■ **EXERCISE**:
Using the data below, copy every line that contains the word "modelos".

Records from a data source:
— BEGIN —

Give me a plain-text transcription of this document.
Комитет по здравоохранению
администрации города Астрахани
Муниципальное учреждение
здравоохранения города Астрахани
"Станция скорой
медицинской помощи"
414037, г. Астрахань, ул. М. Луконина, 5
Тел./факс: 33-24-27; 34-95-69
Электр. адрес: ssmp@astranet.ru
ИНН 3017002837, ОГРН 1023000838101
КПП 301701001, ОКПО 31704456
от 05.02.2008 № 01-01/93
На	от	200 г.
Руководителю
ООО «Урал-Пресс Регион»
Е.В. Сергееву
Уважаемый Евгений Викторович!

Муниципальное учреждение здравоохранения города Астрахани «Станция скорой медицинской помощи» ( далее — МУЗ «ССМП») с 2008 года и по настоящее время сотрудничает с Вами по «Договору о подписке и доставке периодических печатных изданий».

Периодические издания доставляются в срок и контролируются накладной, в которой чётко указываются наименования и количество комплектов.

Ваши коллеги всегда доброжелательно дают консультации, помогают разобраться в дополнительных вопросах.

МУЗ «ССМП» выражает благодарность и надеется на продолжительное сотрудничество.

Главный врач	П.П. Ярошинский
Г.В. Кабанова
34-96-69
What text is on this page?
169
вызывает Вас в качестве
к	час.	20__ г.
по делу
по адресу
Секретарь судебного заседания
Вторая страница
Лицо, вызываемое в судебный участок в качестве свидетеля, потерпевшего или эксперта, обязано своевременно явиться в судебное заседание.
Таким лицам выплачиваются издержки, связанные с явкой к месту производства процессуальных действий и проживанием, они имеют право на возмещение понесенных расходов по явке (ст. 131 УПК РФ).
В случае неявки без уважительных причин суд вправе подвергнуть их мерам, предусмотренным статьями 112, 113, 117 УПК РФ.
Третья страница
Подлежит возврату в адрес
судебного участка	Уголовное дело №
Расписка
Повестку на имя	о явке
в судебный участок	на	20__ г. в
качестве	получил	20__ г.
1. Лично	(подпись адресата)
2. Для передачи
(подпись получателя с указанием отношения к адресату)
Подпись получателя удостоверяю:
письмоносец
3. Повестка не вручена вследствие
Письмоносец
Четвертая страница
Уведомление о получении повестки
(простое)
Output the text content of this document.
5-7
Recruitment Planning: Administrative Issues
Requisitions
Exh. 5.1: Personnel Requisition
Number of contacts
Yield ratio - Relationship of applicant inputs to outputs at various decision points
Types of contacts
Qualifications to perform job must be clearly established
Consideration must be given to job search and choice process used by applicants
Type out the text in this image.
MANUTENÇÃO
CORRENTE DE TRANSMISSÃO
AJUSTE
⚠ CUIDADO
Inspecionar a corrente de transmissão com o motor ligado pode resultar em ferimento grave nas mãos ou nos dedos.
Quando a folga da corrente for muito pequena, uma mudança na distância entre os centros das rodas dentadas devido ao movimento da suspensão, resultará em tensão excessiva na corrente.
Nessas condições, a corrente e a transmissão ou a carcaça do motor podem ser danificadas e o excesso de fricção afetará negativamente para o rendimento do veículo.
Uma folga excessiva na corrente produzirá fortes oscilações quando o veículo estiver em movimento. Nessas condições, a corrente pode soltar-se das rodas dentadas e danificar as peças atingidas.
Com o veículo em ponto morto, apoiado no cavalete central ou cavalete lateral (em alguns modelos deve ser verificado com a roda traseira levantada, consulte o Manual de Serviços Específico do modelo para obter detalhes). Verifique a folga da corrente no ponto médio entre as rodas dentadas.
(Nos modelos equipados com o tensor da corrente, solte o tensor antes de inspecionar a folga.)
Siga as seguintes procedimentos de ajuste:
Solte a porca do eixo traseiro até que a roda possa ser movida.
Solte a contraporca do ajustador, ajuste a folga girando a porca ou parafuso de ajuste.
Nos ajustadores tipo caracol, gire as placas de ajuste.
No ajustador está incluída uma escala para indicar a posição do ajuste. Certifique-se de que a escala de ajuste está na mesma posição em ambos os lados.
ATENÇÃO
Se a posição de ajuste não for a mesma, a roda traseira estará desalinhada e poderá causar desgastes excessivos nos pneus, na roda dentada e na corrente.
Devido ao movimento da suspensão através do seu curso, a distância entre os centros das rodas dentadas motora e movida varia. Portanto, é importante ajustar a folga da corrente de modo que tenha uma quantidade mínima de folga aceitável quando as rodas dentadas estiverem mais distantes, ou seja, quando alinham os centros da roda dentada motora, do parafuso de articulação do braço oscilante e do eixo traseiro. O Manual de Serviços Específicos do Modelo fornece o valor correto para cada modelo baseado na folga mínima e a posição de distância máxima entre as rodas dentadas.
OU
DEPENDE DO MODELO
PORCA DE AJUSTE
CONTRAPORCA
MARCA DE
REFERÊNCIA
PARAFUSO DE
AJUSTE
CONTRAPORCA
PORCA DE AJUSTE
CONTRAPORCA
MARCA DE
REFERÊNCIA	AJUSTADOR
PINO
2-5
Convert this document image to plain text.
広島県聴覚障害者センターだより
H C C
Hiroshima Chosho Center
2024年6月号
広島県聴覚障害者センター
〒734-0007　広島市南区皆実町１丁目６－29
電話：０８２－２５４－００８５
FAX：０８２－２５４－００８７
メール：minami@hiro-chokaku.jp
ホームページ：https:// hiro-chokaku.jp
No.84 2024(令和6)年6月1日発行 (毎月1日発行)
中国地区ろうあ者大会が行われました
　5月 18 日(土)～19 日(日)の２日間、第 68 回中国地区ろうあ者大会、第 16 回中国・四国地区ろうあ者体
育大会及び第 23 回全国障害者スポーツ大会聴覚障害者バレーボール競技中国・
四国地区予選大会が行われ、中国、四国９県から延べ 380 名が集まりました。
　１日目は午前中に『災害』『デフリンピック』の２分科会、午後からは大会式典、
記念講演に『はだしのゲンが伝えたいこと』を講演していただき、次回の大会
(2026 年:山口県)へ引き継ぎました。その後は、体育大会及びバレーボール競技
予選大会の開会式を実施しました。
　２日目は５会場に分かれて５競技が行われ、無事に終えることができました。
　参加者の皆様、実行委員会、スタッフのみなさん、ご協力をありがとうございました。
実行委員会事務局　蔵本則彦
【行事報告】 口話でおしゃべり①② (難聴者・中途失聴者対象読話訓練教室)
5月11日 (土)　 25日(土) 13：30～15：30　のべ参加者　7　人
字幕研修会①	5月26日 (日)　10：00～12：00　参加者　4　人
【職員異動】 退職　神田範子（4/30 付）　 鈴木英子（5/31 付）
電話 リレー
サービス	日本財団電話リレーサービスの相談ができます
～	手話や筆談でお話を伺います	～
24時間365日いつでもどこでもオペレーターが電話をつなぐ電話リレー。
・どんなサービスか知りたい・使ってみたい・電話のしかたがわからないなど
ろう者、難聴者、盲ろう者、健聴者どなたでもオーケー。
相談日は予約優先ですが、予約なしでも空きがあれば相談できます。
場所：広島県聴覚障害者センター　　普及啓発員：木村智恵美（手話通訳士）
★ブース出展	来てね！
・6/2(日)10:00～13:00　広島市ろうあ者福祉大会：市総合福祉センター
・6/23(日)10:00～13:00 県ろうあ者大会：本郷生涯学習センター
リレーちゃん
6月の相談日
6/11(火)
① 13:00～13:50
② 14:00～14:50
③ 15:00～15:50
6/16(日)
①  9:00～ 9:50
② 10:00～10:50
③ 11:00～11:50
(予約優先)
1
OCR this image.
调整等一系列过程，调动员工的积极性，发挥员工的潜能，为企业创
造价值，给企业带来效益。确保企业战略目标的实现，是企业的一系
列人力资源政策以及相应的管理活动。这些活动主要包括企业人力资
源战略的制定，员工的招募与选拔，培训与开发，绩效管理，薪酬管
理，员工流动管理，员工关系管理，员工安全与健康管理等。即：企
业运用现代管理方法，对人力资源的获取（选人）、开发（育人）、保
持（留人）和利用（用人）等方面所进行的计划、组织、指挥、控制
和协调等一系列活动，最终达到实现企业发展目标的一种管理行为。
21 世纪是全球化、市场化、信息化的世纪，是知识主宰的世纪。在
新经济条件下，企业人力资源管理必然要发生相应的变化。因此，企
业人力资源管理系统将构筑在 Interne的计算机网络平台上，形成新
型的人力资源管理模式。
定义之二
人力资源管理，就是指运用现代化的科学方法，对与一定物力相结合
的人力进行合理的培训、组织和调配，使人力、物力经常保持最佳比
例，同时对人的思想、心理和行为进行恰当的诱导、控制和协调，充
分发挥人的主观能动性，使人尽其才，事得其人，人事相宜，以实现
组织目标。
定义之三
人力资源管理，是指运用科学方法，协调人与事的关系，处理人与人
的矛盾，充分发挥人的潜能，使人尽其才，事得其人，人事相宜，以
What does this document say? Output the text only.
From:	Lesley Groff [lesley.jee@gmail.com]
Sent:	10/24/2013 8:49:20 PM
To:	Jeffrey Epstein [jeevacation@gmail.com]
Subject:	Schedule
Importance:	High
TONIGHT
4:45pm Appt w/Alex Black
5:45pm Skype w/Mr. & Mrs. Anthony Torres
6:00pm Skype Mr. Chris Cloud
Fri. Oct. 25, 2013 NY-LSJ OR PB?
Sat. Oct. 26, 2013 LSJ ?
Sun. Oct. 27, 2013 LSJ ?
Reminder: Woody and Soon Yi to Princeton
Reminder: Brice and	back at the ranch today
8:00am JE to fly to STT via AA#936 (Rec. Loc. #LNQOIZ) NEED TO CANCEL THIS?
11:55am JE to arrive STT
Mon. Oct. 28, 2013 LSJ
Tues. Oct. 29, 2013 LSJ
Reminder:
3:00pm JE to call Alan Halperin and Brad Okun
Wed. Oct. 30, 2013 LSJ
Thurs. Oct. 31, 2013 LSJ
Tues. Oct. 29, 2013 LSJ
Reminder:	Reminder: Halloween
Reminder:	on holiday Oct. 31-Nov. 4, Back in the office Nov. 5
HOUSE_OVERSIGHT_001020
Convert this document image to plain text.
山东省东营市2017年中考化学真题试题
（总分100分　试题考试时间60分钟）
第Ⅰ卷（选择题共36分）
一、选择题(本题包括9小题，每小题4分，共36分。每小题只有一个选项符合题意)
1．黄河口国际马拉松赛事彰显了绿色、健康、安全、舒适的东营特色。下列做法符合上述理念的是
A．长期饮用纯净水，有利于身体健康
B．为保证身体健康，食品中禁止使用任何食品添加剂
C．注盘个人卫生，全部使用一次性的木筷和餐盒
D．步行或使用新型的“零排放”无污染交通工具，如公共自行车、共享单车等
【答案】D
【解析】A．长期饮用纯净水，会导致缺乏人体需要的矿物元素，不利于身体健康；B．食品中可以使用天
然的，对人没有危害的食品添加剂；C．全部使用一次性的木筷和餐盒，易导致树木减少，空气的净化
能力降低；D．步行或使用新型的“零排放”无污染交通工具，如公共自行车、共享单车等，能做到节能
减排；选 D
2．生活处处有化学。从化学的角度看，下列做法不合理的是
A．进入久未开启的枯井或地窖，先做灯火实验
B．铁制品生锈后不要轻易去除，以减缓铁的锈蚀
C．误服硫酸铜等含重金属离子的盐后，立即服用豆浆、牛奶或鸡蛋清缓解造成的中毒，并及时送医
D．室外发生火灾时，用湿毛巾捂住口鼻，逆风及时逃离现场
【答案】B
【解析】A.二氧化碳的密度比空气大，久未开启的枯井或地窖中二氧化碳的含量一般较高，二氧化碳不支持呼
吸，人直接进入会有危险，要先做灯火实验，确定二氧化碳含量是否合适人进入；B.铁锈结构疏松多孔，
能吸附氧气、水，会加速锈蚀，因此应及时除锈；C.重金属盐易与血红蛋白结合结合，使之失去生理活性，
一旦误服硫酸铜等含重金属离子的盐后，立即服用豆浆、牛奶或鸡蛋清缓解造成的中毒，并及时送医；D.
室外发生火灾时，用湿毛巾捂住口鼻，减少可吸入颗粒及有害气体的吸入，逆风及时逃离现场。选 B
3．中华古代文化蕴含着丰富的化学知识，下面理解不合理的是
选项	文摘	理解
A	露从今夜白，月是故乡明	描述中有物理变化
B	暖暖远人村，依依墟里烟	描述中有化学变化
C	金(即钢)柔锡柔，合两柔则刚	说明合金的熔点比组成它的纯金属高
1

— END —

■ **EXERCISE SOLUTION**:
Com o veículo em ponto morto, apoiado no cavalete central ou cavalete lateral (em alguns modelos deve ser verificado com a roda traseira levantada, consulte o Manual de Serviços Específico do modelo para obter detalhes). Verifique a folga da corrente no ponto médio entre as rodas dentadas.
(Nos modelos equipados com o tensor da corrente, solte o tensor antes de inspecionar a folga.)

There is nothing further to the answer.